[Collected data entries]
++++++++

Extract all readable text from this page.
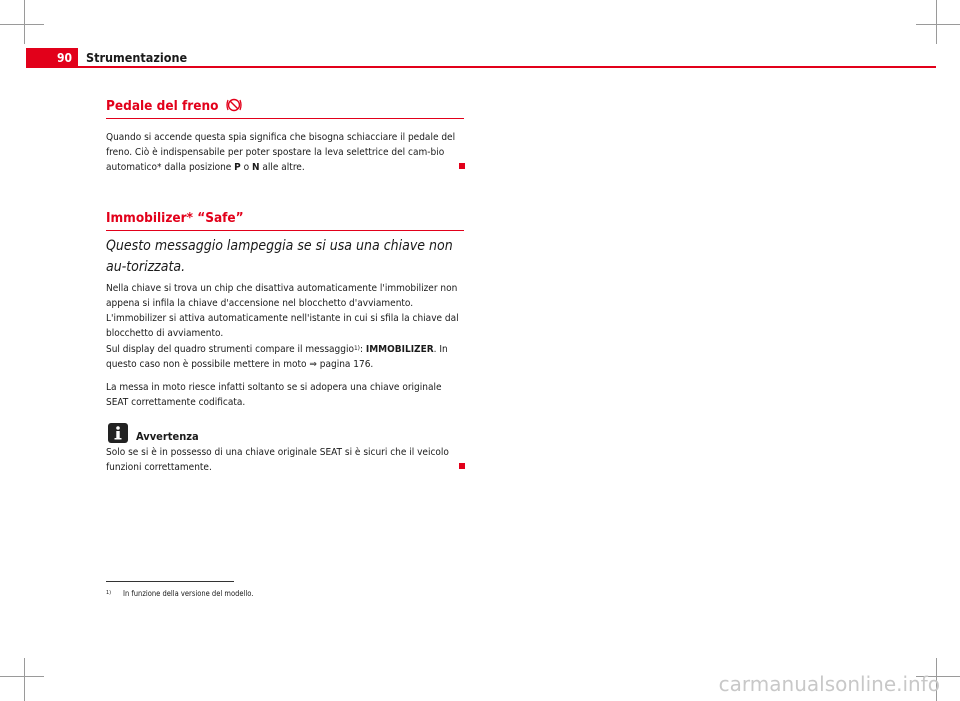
90	Strumentazione
Pedale del freno
Quando si accende questa spia significa che bisogna schiacciare il pedale del freno. Ciò è indispensabile per poter spostare la leva selettrice del cam-bio automatico* dalla posizione P o N alle altre.
Immobilizer* “Safe”
Questo messaggio lampeggia se si usa una chiave non au-torizzata.
Nella chiave si trova un chip che disattiva automaticamente l'immobilizer non appena si infila la chiave d'accensione nel blocchetto d'avviamento. L'immobilizer si attiva automaticamente nell'istante in cui si sfila la chiave dal blocchetto di avviamento.
Sul display del quadro strumenti compare il messaggio$^{1)}$: IMMOBILIZER. In questo caso non è possibile mettere in moto ⇒ pagina 176.
La messa in moto riesce infatti soltanto se si adopera una chiave originale SEAT correttamente codificata.
Avvertenza
Solo se si è in possesso di una chiave originale SEAT si è sicuri che il veicolo funzioni correttamente.
$^{1)}$ In funzione della versione del modello.
carmanualsonline.info
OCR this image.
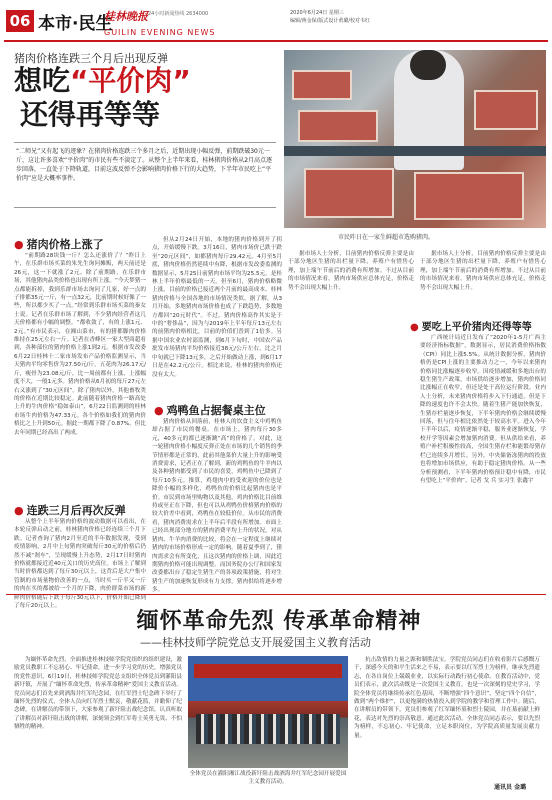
06 本市·民生
桂林晚报 24小时新闻热线 2634000
GUILIN EVENING NEWS
2020年6月24日 星期三
编辑/蒋金保/版式设计黄璐/校对韦红
猪肉价格连跌三个月后出现反弹
想吃“平价肉”
还得再等等
市民昨日在一家生鲜超市选购猪肉。
“二师兄”又有起飞的迹象？在猪肉价格连跌三个多月之后，近期出现小幅反弹，前期跌破30元一斤，这让许多喜欢“平价肉”的市民有些不淡定了。从整个上半年来看，桂林猪肉价格从2月高点逐步回落，一直处于下降轨道，目前这波反弹不会影响猪肉价格下行的大趋势，下半年市民吃上“平价肉”应是大概率事件。
● 猪肉价格上涨了

“前期路28块钱一斤？怎么还涨价了？”昨日上午，在乐群市场买菜的朱先生询问摊贩，两天前还是26元，这一下就涨了2元。除了前期路，在乐群市场，其他猪肉品类价格也出现有所上涨。“今天梦猪一点都能拆掉，我到乐群市场去询问了几家，好一点的子排都35元一斤，有一点32元，比前期时候好像了一些，所以都少买了一点。”经常到乐群市场买菜的秦女士说。记者在乐群市场了解到，不少猪肉经营者这几天价格都有小幅的调整。“都收敛了，有的上涨1元、2元。”有市民表示，在湘山菜市，有的猪都脚肉价格维持在25元左右一斤。记者在香峰区一家大型商超看到，各种部位的猪肉价格上涨1到2元。根据市发改委6月22日桂林十二家市场发布产品价格监测显示，当天猪肉平均零售价为27.50元/斤，五花肉为26.17元/斤，瘦骨为23.08元/斤，比一周前都有上涨，上涨幅度不大，一般1元多。猪肉价格从6月初的每斤27元左右又涨到了“30元区间”。除了猪肉以外，其他畜牧类的价格在近期比较稳定。此前随着猪肉价格一路高处上升的牛肉价格“稳如泰山”，6月22日监测到的桂林市场牛肉价格为47.33元。各个价格如我们的猪肉价格比之上升到50元。据此一期都下降了0.87%。但比去年同期已经高出了两成。

● 连跌三月后再次反弹

从整个上半年猪肉价格的波动数据可以看出，在本轮反弹启动之前，桂林猪肉价格已经连续三个月下跌。记者查询了猪肉2月至近的半年数据发现，受到疫情影响，2月中上旬猪肉突破每斤30元的价格后仍然不减“刹车”，呈现缓慢上升态势，2月17日时猪肉价格就都接近近40元关口的历史高位。市场上了解到当时价格都达到了每斤30元以上，这背后是大户集中管制的市场量物价改善的一点，当时买一斤半又一斤的肉在买的都被给一个月的下降，肉价群菜市场的新鲜肉价格随后下跌于每斤30元以下，价格开始已降到了每斤20元以上。

但从2月24日开始，本地的猪肉价格到开了拐点，开始缓慢下跌。3月16日，猪肉市场价已跌于跌至“20元区间”，如都猪肉每斤29.42元。4月至5月底，猪肉价格仍然延续中有降，根据市发改委监测的数据显示，5月25日前猪肉市场平均为25.5元，是桂林上半年价格最低的一天。但至6月，猪肉价格略微上涨，目前的价格已接近两个月前的最高成本。桂林猪肉价格与全国各地的市场情况类似。据了解，从3月开始，多地猪肉市场价格也成了下跌趋势，多数地方都回“20元时代”。不过，猪肉价格高作其实是于中的“奢侈品”，因为与2019年上半年每斤13元左右的前猪肉价格相比，目前的价值们普到了1倍多。另据中国农业农村部监测，到6月下旬时，中国农产品批发市场猪肉平均价格接近38元/公斤左右，比之月中旬就已下降13元多，之后开始做动上涨，到6月17日是在42.2元/公斤。相比来说，桂林的猪肉价格还没有太大。

● 鸡鸭鱼占据餐桌主位

猪肉价格从回落前，桂林人的饮食主义中鸡鸭鱼却占据了市民的餐桌。在市场上，猪肉每斤30多元，40多元的都已逐渐跳“高”的价格了。对此，这一轮猪肉价格小幅度反弹正处在市场的几个销售的季节情形都是正常的，此前其他菜价大量上升的影响受消费需求，记者正在了解到，新的鸡鸭鱼的牛羊肉以及各种猪肉都受到了市民的喜爱，鸡鸭鱼中已降到了每斤10多元。推算，鸡翅肉中的受欢迎的价位也是降价小幅的多样化，鸡鸭鱼的价格比起猪肉也是平价。市民到市场里购物以及其他，鸡肉价格比目前维持或至正在下降，但也可以从鸡鸭鱼价格猪肉价格的较大价差中看到，鸡鸭鱼在较低价位。从市民的消费看，猪肉消费需求在上半年后半段有所增加。市面上已经出现部分地方的猪肉消费平均上升的状况，对从猪肉、牛羊肉消费的比较，将会在一定程度上继续对猪肉的市场价格形成一定的影响。随着夏季到了，猪肉需求会有所变化，且这次猪肉的价格上调，因此近期猪肉价格可能出现调整。而国务院办公厅和国家发改委都出台了稳定生猪生产的各项政策措施，将对生猪生产的加速恢复形成有力支撑，猪肉供给将逐步增多。

据市场人士分析，目前猪肉价格反弹主要是由于部分地区生猪的出栏量下降，养殖户有惜售心理，加上端午节前后的消费有所增加。不过从目前的市场情况来看，猪肉市场供应总体充足，价格走势不会出现大幅上升。

● 要吃上平价猪肉还得等等

据市场人士分析，目前猪肉价格反弹主要是由于部分地区生猪的出栏量下降，养殖户有惜售心理，加上端午节前后的消费有所增加。不过从目前的市场情况来看，猪肉市场供应总体充足，价格走势不会出现大幅上升。

广西统计局近日发布了“2020年1-5月广西主要经济指标数据”，数据显示，居民消费价格指数（CPI）同比上涨5.5%。从统计数据分析，猪肉价格仍是CPI上涨的主要推动力之一，今年以来猪肉价格同比涨幅逐步收窄。因疫情减缓和多地出台的稳生猪生产政策，市场供给逐步增加，猪肉价格同比涨幅正在收窄，但还是处于高位运行阶段。业内人士分析，未来猪肉价格将步入下行通道，但是下降的速度也许不会太快。随着生猪产能加快恢复，生猪存栏量逐步恢复，下半年猪肉价格会继续缓慢回落，但与往年相比依然处于较高水平。进入今年下半年以后，疫情逐渐平稳，服务业逐渐恢复，学校开学等因素会增加猪肉消费。但从供给来看，养殖户补栏积极性较高，全国生猪存栏和能繁母猪存栏已连续多月增长。另外，中央储备冻猪肉的投放也将增加市场供应，有助于稳定猪肉价格。从一些分析预测看，下半年猪肉价格预计稳中有降，市民有望吃上“平价肉”。记者 戈 兵 实习生 张鑫宇

缅怀革命先烈 传承革命精神
——桂林技师学院党总支开展爱国主义教育活动

为缅怀革命先烈，全面推进桂林技师学院党组织的组织建设，激励党员教职工不忘初心、牢记使命，进一步学习党的历史，增强党员的党性意识，6月19日，桂林技师学院党总支组织全体党员到灌阳县新圩镇，开展了“缅怀革命先烈，传承革命精神”爱国主义教育活动。党员同志们首先来到酒海井红军纪念园，在红军烈士纪念碑下举行了缅怀先烈的仪式，全体人员向红军烈士默哀，敬献花篮，并瞻仰了纪念碑。在讲解员的带领下，大家参观了新圩阻击战纪念馆，认真听取了讲解员对新圩阻击战的讲解，深刻领会到红军将士英勇无畏、不怕牺牲的精神。

全体党员在灌阳湘江战役新圩阻击战酒海井红军纪念园开展爱国主义教育活动。

抗击敌情的力量之源和制胜法宝。学院党员同志们在收看影片后感慨万千，深感今天的和平生活来之不易，表示要以红军烈士为榜样，继承先烈遗志，在各自岗位上兢兢业业，以实际行动践行初心使命。在教育活动中，党员们表示，此次活动既是一次爱国主义教育，也是一次深刻的党史学习，学院全体党员将继续传承红色基因，不断增强“四个意识”，坚定“四个自信”，做到“两个维护”，以更饱满的热情投入到学院的教学和管理工作中。随后，在讲解员的带领下，党员们参观了红军缅怀墓和烈士陵园，并在墓前献上鲜花，表达对先烈的崇高敬意。通过此次活动，全体党员同志表示，要以先烈为榜样，不忘初心、牢记使命，立足本职岗位，为学院高质量发展贡献力量。

通讯员 金璐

++++++++

[Instructions to follow]
Go through the listing above and list every line that has the word "缅怀革命先烈".

[Task result]
缅怀革命先烈 传承革命精神
为缅怀革命先烈，全面推进桂林技师学院党组织的组织建设，激励党员教职工不忘初心、牢记使命，进一步学习党的历史，增强党员的党性意识，6月19日，桂林技师学院党总支组织全体党员到灌阳县新圩镇，开展了“缅怀革命先烈，传承革命精神”爱国主义教育活动。党员同志们首先来到酒海井红军纪念园，在红军烈士纪念碑下举行了缅怀先烈的仪式，全体人员向红军烈士默哀，敬献花篮，并瞻仰了纪念碑。在讲解员的带领下，大家参观了新圩阻击战纪念馆，认真听取了讲解员对新圩阻击战的讲解，深刻领会到红军将士英勇无畏、不怕牺牲的精神。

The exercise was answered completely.